• [GOAL OF THE EXERCISE]: In the post about the launch of Wealthfront's Portfolio Review tool, what percentage of the portfolios Wealthfront reviewed were hamstrung by high fees, cash drag and insufficient diversification?

• [SOURCE EXTRACT]:

———

Behind the launch of the Wealthfront Portfolio Review tool
22 January 2016
William Trout
Free advice is poor bait. Just ask SigFig and FutureAdvisor, who rolled out free portfolio analysis tools as a way to hook what proved to be very elusive fish. Indeed, the high cost of retail customer acquisition convinced these B2C robo advisors to embrace B2B (and BlackRock, in the case of FutureAdvisor). Wealthfront, which remains committed to the B2C model, unveiled its own portfolio analysis tool last week. The objective is to wear the white hat as much as to haul in assets. Spokeswoman Kate Wauck describes the introduction of Portfolio Review as “another milestone in our history of delivering services that actually benefit the investor.” The implication, of course, is that the rest of the industry falls short. According to Wealthfront, 92% of the portfolios it reviewed in setting up its Portfolio Review tool were hamstrung by some combination of high fees, cash drag and insufficient diversification. I decided to put my own personal portfolio of roughly a dozen low cost ETFs to the test. It was easy enough. After selecting my brokerage firm (see image at top of post) and logging on via the Wealthfront portal… I’ll share the results in my next post. In the meantime, a couple observations on strategy:
- Wealthfront, which (unlike FutureAdvisor and other robos using aggregation tools) makes allocation recommendations solely based on assets in house, is pulling off the blinders. Peering into competitor platforms and showing why they don’t work suggests a shift in thinking and a renewed assertiveness from idol smasher Adam Nash.
- Here we see the power of proprietary data. While clients were comfortably sleeping, Wealthfront algorithms were crunching portfolio performance numbers. Although a touch presumptuous (by opening an account, did I give Wealthfront permission to review my investing history?), Portfolio Review serves as a nice demo of software engineering, as well as a freebie for the investor.

———

• [EXTRACTED DATA]:
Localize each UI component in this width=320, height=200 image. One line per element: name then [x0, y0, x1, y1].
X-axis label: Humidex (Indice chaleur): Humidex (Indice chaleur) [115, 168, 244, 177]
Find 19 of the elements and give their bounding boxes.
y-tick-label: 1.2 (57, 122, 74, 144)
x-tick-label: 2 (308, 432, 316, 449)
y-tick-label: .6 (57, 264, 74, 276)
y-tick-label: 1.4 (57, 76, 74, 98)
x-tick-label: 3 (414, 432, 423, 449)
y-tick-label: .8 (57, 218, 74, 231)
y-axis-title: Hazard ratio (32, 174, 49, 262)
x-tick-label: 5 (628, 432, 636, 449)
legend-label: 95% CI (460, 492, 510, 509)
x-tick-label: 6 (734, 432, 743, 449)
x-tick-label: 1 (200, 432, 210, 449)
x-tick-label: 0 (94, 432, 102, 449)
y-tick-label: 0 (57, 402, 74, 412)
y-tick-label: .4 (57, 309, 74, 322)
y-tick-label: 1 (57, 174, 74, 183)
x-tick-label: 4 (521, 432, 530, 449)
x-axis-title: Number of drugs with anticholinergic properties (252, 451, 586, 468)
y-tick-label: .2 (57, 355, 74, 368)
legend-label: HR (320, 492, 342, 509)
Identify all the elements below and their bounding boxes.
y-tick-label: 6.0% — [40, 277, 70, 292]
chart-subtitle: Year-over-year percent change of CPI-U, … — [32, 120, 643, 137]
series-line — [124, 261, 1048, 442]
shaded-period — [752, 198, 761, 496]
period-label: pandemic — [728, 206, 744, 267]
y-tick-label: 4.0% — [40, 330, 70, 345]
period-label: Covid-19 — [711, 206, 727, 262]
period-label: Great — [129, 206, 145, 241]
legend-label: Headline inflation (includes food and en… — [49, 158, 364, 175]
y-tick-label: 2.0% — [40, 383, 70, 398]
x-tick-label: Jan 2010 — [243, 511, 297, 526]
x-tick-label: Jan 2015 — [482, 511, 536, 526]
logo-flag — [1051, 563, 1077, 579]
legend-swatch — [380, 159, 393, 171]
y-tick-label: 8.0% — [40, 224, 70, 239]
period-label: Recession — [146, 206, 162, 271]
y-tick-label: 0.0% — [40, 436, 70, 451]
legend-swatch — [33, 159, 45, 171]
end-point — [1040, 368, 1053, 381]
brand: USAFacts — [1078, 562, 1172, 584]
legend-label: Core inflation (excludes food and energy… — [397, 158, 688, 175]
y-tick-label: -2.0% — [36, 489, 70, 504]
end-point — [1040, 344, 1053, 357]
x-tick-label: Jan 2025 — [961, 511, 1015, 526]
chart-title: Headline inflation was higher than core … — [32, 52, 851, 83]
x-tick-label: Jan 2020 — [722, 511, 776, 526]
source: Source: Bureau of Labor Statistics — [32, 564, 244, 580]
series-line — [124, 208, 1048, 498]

———

• [RESULT]: 92%